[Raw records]
----

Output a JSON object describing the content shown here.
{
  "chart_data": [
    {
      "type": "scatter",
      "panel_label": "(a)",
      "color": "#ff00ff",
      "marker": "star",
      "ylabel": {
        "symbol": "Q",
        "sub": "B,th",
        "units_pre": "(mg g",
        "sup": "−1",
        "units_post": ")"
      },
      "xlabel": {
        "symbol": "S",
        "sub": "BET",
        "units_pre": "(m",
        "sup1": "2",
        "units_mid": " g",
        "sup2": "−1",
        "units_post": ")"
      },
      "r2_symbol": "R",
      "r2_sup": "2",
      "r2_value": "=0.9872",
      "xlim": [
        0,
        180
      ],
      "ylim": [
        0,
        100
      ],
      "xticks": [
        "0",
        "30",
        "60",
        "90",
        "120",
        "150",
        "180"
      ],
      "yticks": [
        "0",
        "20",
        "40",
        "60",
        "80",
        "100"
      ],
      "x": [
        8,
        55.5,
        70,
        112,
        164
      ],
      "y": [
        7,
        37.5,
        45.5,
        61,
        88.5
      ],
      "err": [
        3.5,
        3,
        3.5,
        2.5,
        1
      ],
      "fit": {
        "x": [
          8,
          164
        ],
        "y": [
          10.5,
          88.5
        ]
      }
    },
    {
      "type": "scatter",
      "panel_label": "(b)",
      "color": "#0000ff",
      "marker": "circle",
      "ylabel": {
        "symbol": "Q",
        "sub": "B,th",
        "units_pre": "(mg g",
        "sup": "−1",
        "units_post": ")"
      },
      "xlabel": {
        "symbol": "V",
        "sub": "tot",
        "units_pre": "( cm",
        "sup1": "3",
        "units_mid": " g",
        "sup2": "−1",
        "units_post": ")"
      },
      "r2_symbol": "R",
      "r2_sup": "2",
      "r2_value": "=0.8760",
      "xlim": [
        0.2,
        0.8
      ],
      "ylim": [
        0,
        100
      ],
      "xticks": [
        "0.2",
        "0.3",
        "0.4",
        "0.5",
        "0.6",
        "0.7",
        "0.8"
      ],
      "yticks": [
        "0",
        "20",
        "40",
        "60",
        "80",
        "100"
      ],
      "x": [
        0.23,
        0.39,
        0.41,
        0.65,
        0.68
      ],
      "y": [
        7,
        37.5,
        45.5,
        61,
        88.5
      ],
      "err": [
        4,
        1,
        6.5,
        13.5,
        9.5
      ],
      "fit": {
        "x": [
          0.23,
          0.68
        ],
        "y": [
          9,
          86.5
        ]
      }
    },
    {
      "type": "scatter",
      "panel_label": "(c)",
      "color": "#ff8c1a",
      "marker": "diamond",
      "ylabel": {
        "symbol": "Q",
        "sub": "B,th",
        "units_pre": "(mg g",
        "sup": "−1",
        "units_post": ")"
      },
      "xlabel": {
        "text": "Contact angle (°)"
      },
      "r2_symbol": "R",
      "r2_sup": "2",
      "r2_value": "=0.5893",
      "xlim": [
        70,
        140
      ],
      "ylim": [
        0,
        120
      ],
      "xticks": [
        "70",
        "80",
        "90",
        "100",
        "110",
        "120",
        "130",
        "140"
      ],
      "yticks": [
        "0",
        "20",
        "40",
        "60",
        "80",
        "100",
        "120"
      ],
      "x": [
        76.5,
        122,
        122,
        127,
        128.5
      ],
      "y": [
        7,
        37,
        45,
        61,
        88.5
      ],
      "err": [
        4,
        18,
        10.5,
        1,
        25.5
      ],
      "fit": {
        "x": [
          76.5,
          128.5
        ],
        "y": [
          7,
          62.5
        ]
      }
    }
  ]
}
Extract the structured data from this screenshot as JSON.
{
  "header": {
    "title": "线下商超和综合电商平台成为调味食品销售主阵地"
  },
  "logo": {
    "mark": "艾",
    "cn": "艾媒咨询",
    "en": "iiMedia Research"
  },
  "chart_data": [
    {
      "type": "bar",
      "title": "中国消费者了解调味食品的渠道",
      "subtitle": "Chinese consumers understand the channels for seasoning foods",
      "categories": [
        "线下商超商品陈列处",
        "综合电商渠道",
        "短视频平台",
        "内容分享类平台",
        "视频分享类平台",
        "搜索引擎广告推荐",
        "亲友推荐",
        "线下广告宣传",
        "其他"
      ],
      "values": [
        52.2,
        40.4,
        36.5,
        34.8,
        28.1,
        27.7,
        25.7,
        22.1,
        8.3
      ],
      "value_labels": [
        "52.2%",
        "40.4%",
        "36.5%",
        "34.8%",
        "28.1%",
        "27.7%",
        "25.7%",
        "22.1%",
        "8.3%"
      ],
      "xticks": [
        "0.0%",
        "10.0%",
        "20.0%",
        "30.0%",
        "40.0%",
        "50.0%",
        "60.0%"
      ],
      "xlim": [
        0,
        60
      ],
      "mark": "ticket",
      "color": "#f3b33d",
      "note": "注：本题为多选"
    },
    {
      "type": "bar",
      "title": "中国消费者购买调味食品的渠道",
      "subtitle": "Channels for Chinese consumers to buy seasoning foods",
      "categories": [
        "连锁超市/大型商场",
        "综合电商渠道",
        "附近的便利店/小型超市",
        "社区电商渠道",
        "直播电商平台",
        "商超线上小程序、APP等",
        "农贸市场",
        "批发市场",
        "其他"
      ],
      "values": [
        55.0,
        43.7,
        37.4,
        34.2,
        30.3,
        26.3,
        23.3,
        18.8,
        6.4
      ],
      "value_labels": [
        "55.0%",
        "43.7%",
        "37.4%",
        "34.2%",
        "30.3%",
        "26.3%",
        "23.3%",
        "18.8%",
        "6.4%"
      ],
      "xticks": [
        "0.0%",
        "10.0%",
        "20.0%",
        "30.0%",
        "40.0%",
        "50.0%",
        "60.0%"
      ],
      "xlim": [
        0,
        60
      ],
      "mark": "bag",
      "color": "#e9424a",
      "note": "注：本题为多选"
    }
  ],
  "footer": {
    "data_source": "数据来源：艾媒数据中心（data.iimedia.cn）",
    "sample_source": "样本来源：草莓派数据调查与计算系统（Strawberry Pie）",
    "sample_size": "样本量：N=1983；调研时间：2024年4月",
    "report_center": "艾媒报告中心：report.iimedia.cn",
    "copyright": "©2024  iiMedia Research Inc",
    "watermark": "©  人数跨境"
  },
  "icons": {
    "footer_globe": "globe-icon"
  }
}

----

• GOAL: Repeat the preceding lines exactly, please, every one of them.

• WRITTEN REPLY:
Output a JSON object describing the content shown here.
{
  "chart_data": [
    {
      "type": "scatter",
      "panel_label": "(a)",
      "color": "#ff00ff",
      "marker": "star",
      "ylabel": {
        "symbol": "Q",
        "sub": "B,th",
        "units_pre": "(mg g",
        "sup": "−1",
        "units_post": ")"
      },
      "xlabel": {
        "symbol": "S",
        "sub": "BET",
        "units_pre": "(m",
        "sup1": "2",
        "units_mid": " g",
        "sup2": "−1",
        "units_post": ")"
      },
      "r2_symbol": "R",
      "r2_sup": "2",
      "r2_value": "=0.9872",
      "xlim": [
        0,
        180
      ],
      "ylim": [
        0,
        100
      ],
      "xticks": [
        "0",
        "30",
        "60",
        "90",
        "120",
        "150",
        "180"
      ],
      "yticks": [
        "0",
        "20",
        "40",
        "60",
        "80",
        "100"
      ],
      "x": [
        8,
        55.5,
        70,
        112,
        164
      ],
      "y": [
        7,
        37.5,
        45.5,
        61,
        88.5
      ],
      "err": [
        3.5,
        3,
        3.5,
        2.5,
        1
      ],
      "fit": {
        "x": [
          8,
          164
        ],
        "y": [
          10.5,
          88.5
        ]
      }
    },
    {
      "type": "scatter",
      "panel_label": "(b)",
      "color": "#0000ff",
      "marker": "circle",
      "ylabel": {
        "symbol": "Q",
        "sub": "B,th",
        "units_pre": "(mg g",
        "sup": "−1",
        "units_post": ")"
      },
      "xlabel": {
        "symbol": "V",
        "sub": "tot",
        "units_pre": "( cm",
        "sup1": "3",
        "units_mid": " g",
        "sup2": "−1",
        "units_post": ")"
      },
      "r2_symbol": "R",
      "r2_sup": "2",
      "r2_value": "=0.8760",
      "xlim": [
        0.2,
        0.8
      ],
      "ylim": [
        0,
        100
      ],
      "xticks": [
        "0.2",
        "0.3",
        "0.4",
        "0.5",
        "0.6",
        "0.7",
        "0.8"
      ],
      "yticks": [
        "0",
        "20",
        "40",
        "60",
        "80",
        "100"
      ],
      "x": [
        0.23,
        0.39,
        0.41,
        0.65,
        0.68
      ],
      "y": [
        7,
        37.5,
        45.5,
        61,
        88.5
      ],
      "err": [
        4,
        1,
        6.5,
        13.5,
        9.5
      ],
      "fit": {
        "x": [
          0.23,
          0.68
        ],
        "y": [
          9,
          86.5
        ]
      }
    },
    {
      "type": "scatter",
      "panel_label": "(c)",
      "color": "#ff8c1a",
      "marker": "diamond",
      "ylabel": {
        "symbol": "Q",
        "sub": "B,th",
        "units_pre": "(mg g",
        "sup": "−1",
        "units_post": ")"
      },
      "xlabel": {
        "text": "Contact angle (°)"
      },
      "r2_symbol": "R",
      "r2_sup": "2",
      "r2_value": "=0.5893",
      "xlim": [
        70,
        140
      ],
      "ylim": [
        0,
        120
      ],
      "xticks": [
        "70",
        "80",
        "90",
        "100",
        "110",
        "120",
        "130",
        "140"
      ],
      "yticks": [
        "0",
        "20",
        "40",
        "60",
        "80",
        "100",
        "120"
      ],
      "x": [
        76.5,
        122,
        122,
        127,
        128.5
      ],
      "y": [
        7,
        37,
        45,
        61,
        88.5
      ],
      "err": [
        4,
        18,
        10.5,
        1,
        25.5
      ],
      "fit": {
        "x": [
          76.5,
          128.5
        ],
        "y": [
          7,
          62.5
        ]
      }
    }
  ]
}
Extract the structured data from this screenshot as JSON.
{
  "header": {
    "title": "线下商超和综合电商平台成为调味食品销售主阵地"
  },
  "logo": {
    "mark": "艾",
    "cn": "艾媒咨询",
    "en": "iiMedia Research"
  },
  "chart_data": [
    {
      "type": "bar",
      "title": "中国消费者了解调味食品的渠道",
      "subtitle": "Chinese consumers understand the channels for seasoning foods",
      "categories": [
        "线下商超商品陈列处",
        "综合电商渠道",
        "短视频平台",
        "内容分享类平台",
        "视频分享类平台",
        "搜索引擎广告推荐",
        "亲友推荐",
        "线下广告宣传",
        "其他"
      ],
      "values": [
        52.2,
        40.4,
        36.5,
        34.8,
        28.1,
        27.7,
        25.7,
        22.1,
        8.3
      ],
      "value_labels": [
        "52.2%",
        "40.4%",
        "36.5%",
        "34.8%",
        "28.1%",
        "27.7%",
        "25.7%",
        "22.1%",
        "8.3%"
      ],
      "xticks": [
        "0.0%",
        "10.0%",
        "20.0%",
        "30.0%",
        "40.0%",
        "50.0%",
        "60.0%"
      ],
      "xlim": [
        0,
        60
      ],
      "mark": "ticket",
      "color": "#f3b33d",
      "note": "注：本题为多选"
    },
    {
      "type": "bar",
      "title": "中国消费者购买调味食品的渠道",
      "subtitle": "Channels for Chinese consumers to buy seasoning foods",
      "categories": [
        "连锁超市/大型商场",
        "综合电商渠道",
        "附近的便利店/小型超市",
        "社区电商渠道",
        "直播电商平台",
        "商超线上小程序、APP等",
        "农贸市场",
        "批发市场",
        "其他"
      ],
      "values": [
        55.0,
        43.7,
        37.4,
        34.2,
        30.3,
        26.3,
        23.3,
        18.8,
        6.4
      ],
      "value_labels": [
        "55.0%",
        "43.7%",
        "37.4%",
        "34.2%",
        "30.3%",
        "26.3%",
        "23.3%",
        "18.8%",
        "6.4%"
      ],
      "xticks": [
        "0.0%",
        "10.0%",
        "20.0%",
        "30.0%",
        "40.0%",
        "50.0%",
        "60.0%"
      ],
      "xlim": [
        0,
        60
      ],
      "mark": "bag",
      "color": "#e9424a",
      "note": "注：本题为多选"
    }
  ],
  "footer": {
    "data_source": "数据来源：艾媒数据中心（data.iimedia.cn）",
    "sample_source": "样本来源：草莓派数据调查与计算系统（Strawberry Pie）",
    "sample_size": "样本量：N=1983；调研时间：2024年4月",
    "report_center": "艾媒报告中心：report.iimedia.cn",
    "copyright": "©2024  iiMedia Research Inc",
    "watermark": "©  人数跨境"
  },
  "icons": {
    "footer_globe": "globe-icon"
  }
}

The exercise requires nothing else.